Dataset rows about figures
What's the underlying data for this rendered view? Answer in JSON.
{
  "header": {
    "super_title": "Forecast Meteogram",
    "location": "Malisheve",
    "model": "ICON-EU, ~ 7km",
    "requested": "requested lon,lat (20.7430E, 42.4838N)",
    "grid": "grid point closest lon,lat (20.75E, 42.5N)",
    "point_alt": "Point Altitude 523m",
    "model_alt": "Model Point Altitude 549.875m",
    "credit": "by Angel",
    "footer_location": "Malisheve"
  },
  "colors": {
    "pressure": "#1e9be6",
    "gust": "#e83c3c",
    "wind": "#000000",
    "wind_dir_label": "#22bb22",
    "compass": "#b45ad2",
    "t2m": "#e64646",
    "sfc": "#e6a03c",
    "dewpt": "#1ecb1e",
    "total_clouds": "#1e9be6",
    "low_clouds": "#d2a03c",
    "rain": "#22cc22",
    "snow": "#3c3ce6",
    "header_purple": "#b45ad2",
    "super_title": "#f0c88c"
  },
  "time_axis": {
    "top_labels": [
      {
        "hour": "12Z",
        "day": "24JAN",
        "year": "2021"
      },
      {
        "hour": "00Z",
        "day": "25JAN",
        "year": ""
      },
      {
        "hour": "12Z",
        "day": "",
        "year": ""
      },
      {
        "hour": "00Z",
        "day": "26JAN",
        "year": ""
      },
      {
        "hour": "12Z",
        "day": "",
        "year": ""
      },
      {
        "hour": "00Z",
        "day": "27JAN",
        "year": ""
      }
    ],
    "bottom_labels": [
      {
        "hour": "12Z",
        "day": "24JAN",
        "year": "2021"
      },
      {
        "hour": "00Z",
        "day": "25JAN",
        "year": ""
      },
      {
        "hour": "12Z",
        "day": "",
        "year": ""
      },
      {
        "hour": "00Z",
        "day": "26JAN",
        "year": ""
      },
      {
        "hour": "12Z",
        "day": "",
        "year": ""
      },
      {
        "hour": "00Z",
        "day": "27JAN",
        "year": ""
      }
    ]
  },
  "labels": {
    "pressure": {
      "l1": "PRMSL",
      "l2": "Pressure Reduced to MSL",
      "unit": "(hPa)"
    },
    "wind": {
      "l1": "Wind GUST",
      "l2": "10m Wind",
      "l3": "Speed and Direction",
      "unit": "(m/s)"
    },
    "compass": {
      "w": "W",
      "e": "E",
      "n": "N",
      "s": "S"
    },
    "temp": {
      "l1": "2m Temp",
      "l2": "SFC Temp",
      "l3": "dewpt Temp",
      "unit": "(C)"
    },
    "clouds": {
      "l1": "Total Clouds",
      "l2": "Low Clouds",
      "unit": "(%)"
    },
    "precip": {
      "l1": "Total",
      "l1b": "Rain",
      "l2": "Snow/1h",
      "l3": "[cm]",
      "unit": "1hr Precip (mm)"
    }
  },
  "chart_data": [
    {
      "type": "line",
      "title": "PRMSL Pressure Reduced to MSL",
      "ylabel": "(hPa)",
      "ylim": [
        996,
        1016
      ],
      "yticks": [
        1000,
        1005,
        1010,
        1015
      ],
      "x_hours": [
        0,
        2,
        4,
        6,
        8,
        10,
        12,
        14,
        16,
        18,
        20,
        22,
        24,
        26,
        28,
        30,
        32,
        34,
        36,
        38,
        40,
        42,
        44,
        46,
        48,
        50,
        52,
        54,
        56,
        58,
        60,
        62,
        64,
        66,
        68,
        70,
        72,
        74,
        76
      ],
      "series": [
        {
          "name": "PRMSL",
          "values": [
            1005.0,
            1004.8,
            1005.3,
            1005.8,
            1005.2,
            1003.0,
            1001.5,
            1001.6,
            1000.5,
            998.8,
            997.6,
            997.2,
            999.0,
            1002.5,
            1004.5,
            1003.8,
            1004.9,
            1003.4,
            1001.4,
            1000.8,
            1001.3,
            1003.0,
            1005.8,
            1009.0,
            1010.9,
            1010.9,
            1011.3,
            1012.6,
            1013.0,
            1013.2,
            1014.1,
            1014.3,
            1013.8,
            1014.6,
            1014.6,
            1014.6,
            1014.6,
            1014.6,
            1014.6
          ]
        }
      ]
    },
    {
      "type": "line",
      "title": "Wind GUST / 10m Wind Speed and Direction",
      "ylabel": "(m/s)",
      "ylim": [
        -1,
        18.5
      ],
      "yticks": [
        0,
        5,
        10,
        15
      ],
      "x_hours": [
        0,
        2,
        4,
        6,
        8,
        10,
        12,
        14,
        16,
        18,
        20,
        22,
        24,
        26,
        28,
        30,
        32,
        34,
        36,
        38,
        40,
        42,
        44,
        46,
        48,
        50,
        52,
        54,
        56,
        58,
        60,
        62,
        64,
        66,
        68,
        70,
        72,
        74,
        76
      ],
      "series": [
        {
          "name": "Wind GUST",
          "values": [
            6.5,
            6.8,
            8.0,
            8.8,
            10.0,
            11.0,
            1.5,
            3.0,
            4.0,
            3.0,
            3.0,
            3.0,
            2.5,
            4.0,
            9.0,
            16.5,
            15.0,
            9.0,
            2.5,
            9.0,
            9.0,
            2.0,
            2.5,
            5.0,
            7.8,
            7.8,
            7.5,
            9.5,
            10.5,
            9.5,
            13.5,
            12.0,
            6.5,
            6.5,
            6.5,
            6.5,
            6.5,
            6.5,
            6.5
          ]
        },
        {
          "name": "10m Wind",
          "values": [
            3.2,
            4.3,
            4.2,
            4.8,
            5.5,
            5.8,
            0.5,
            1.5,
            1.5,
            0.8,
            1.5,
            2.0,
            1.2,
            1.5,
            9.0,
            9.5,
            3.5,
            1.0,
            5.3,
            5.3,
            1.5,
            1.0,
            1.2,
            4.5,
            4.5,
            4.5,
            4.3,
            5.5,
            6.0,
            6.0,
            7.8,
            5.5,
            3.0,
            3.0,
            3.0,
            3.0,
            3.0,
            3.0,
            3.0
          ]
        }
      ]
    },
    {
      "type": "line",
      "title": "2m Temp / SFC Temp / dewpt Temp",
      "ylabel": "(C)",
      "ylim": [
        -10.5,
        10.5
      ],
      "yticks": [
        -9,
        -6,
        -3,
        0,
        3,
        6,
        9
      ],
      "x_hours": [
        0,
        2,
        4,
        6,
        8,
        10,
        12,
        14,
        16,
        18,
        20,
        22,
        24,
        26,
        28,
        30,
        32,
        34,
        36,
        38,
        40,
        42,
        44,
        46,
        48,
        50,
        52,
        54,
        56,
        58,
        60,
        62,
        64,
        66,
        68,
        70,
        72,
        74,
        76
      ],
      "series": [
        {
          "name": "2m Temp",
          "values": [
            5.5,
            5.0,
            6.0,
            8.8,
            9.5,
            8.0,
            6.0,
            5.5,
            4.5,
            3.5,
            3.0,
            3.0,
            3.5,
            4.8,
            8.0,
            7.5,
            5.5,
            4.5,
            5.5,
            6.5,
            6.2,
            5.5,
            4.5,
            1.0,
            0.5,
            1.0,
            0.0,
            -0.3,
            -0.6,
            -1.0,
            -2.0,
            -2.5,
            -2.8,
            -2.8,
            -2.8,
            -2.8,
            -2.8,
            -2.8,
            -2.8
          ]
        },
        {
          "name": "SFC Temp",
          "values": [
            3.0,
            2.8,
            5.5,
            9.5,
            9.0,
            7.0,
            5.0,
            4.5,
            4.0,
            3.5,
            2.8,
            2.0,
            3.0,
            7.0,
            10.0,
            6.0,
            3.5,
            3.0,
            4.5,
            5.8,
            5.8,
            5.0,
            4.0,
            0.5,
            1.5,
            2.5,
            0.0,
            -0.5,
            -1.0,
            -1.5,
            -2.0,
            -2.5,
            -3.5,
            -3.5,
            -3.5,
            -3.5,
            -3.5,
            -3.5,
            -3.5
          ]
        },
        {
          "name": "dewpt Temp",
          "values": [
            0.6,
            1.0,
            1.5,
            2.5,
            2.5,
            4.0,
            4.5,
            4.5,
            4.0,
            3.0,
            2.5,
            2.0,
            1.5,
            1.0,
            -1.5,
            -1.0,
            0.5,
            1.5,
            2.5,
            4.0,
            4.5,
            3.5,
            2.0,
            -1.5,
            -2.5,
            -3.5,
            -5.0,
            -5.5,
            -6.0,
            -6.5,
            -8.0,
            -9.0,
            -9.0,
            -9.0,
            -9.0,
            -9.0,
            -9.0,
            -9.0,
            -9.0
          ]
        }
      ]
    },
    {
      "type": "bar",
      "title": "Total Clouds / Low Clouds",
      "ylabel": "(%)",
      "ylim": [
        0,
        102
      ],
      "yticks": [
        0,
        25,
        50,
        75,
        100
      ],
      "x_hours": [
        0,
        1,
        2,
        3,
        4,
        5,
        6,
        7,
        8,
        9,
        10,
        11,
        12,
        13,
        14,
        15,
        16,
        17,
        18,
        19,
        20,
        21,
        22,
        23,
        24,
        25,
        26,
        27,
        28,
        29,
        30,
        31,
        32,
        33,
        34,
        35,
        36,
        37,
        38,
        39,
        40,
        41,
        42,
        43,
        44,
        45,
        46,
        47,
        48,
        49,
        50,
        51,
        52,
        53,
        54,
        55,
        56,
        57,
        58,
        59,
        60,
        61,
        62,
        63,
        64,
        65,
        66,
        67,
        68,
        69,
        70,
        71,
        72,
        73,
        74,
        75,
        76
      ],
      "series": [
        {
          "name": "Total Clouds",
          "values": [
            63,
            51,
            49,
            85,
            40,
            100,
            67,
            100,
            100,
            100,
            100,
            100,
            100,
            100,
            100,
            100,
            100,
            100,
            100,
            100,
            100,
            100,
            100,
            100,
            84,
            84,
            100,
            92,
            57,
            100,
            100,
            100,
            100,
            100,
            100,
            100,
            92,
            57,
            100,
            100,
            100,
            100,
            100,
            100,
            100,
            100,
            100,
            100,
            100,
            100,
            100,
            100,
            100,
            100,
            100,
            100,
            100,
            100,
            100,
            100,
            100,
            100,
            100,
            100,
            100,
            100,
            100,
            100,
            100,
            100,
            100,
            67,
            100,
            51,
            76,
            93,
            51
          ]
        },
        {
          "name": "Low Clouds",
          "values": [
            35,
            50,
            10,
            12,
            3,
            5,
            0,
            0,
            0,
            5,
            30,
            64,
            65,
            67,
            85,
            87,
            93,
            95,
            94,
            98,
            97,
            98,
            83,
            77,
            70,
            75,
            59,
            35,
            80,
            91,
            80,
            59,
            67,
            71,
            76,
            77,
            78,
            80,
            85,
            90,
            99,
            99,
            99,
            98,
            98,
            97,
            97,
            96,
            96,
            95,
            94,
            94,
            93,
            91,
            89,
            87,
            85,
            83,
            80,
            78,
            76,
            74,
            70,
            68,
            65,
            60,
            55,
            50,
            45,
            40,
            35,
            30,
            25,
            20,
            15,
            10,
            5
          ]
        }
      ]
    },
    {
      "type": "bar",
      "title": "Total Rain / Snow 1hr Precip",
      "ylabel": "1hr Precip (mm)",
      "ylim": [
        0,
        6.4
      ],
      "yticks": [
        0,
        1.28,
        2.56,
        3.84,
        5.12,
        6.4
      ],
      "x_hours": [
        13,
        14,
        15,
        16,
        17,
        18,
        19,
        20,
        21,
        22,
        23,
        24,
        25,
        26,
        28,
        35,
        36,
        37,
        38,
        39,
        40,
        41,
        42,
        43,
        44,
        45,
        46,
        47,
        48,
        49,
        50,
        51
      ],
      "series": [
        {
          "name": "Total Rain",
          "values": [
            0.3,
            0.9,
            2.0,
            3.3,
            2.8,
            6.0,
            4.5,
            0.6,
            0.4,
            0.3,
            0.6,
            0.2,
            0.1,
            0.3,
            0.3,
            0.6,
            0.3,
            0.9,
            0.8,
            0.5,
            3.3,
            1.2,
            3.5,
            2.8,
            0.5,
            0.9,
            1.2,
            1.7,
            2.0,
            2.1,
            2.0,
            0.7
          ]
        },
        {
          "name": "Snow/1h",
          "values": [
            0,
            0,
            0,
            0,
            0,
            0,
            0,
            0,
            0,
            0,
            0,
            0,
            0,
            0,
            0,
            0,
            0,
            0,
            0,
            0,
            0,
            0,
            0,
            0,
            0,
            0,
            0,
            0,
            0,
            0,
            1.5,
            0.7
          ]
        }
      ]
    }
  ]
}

**The problem**
Select all lines with the word "name" from the entries above.

**Task response**
          "name": "PRMSL",
          "name": "Wind GUST",
          "name": "10m Wind",
          "name": "2m Temp",
          "name": "SFC Temp",
          "name": "dewpt Temp",
          "name": "Total Clouds",
          "name": "Low Clouds",
          "name": "Total Rain",
          "name": "Snow/1h",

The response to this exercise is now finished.